Task description:
Reproduce the records verbatim from their first line through the line containing "wind-barb xyxy=(737,280,767,302)", including both ends.

***

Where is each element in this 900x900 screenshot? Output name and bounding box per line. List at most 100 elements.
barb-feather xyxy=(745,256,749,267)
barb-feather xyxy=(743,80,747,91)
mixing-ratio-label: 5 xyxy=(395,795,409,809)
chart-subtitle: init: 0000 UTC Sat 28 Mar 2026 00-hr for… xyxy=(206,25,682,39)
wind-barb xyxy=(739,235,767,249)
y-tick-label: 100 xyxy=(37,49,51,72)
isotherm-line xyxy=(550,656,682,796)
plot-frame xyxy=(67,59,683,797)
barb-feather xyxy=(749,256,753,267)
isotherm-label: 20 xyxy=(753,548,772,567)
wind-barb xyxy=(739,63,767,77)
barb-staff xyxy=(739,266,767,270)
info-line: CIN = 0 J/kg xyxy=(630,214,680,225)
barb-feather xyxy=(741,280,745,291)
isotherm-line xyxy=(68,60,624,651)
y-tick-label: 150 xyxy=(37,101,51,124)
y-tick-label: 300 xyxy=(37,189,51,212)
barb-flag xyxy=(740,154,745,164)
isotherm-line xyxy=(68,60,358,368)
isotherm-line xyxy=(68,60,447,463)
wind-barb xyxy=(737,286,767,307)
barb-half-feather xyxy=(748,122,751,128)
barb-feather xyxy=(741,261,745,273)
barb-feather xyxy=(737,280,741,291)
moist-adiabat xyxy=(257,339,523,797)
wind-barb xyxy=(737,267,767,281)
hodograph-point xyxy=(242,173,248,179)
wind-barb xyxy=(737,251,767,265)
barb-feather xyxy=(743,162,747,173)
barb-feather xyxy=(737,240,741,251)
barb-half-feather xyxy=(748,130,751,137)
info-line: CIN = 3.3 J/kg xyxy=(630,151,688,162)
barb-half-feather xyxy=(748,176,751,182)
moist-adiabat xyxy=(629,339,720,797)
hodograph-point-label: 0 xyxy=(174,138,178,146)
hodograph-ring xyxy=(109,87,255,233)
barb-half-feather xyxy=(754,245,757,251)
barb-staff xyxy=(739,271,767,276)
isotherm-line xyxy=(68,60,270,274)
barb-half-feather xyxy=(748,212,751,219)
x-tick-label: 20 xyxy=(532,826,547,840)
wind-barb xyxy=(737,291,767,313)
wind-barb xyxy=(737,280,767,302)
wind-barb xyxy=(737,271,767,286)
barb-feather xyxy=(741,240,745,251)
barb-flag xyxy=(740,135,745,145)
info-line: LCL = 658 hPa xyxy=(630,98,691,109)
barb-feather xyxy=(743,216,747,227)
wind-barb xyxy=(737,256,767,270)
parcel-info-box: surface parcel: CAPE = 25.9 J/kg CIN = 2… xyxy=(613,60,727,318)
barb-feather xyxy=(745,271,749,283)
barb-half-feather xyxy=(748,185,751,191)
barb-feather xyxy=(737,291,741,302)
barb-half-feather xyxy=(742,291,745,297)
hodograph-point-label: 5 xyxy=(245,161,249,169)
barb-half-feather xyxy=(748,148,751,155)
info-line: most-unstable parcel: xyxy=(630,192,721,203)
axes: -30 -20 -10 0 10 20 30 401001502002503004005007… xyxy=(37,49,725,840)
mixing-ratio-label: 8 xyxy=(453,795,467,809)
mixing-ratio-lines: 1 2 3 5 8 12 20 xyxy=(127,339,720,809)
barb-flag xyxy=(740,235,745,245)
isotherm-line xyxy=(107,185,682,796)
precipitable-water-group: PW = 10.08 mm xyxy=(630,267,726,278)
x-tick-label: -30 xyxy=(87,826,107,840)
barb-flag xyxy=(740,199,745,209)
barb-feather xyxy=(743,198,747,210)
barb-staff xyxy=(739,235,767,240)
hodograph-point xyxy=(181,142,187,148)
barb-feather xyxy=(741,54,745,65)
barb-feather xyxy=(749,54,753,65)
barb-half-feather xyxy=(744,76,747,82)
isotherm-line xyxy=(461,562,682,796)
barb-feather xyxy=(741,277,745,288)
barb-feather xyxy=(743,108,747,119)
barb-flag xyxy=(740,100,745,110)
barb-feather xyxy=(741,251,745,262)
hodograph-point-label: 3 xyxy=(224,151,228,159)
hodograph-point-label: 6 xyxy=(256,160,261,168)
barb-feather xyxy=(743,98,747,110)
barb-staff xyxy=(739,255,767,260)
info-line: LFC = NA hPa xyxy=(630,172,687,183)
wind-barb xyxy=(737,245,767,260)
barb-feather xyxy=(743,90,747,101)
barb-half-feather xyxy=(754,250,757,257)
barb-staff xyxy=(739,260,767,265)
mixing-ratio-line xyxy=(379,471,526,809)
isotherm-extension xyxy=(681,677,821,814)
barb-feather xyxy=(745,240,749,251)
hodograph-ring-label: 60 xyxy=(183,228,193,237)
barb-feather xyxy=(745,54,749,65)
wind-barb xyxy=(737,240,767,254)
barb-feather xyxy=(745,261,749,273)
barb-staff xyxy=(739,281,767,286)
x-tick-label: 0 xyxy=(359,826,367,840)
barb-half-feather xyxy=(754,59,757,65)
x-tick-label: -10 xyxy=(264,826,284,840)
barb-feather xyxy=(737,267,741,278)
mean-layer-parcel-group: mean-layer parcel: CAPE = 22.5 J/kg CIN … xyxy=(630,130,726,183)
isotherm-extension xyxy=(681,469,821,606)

***

Correct response:
Where is each element in this 900x900 screenshot? Output name and bounding box per line. List at most 100 elements.
barb-feather xyxy=(745,256,749,267)
barb-feather xyxy=(743,80,747,91)
mixing-ratio-label: 5 xyxy=(395,795,409,809)
chart-subtitle: init: 0000 UTC Sat 28 Mar 2026 00-hr for… xyxy=(206,25,682,39)
wind-barb xyxy=(739,235,767,249)
y-tick-label: 100 xyxy=(37,49,51,72)
isotherm-line xyxy=(550,656,682,796)
plot-frame xyxy=(67,59,683,797)
barb-feather xyxy=(749,256,753,267)
isotherm-label: 20 xyxy=(753,548,772,567)
wind-barb xyxy=(739,63,767,77)
barb-staff xyxy=(739,266,767,270)
info-line: CIN = 0 J/kg xyxy=(630,214,680,225)
barb-feather xyxy=(741,280,745,291)
isotherm-line xyxy=(68,60,624,651)
y-tick-label: 150 xyxy=(37,101,51,124)
y-tick-label: 300 xyxy=(37,189,51,212)
barb-flag xyxy=(740,154,745,164)
isotherm-line xyxy=(68,60,358,368)
isotherm-line xyxy=(68,60,447,463)
wind-barb xyxy=(737,286,767,307)
barb-half-feather xyxy=(748,122,751,128)
barb-feather xyxy=(741,261,745,273)
barb-feather xyxy=(737,280,741,291)
moist-adiabat xyxy=(257,339,523,797)
wind-barb xyxy=(737,267,767,281)
hodograph-point xyxy=(242,173,248,179)
wind-barb xyxy=(737,251,767,265)
barb-feather xyxy=(743,162,747,173)
barb-feather xyxy=(737,240,741,251)
barb-half-feather xyxy=(748,130,751,137)
info-line: CIN = 3.3 J/kg xyxy=(630,151,688,162)
barb-half-feather xyxy=(748,176,751,182)
moist-adiabat xyxy=(629,339,720,797)
hodograph-point-label: 0 xyxy=(174,138,178,146)
hodograph-ring xyxy=(109,87,255,233)
barb-half-feather xyxy=(754,245,757,251)
barb-staff xyxy=(739,271,767,276)
isotherm-line xyxy=(68,60,270,274)
barb-half-feather xyxy=(748,212,751,219)
x-tick-label: 20 xyxy=(532,826,547,840)
wind-barb xyxy=(737,291,767,313)
wind-barb xyxy=(737,280,767,302)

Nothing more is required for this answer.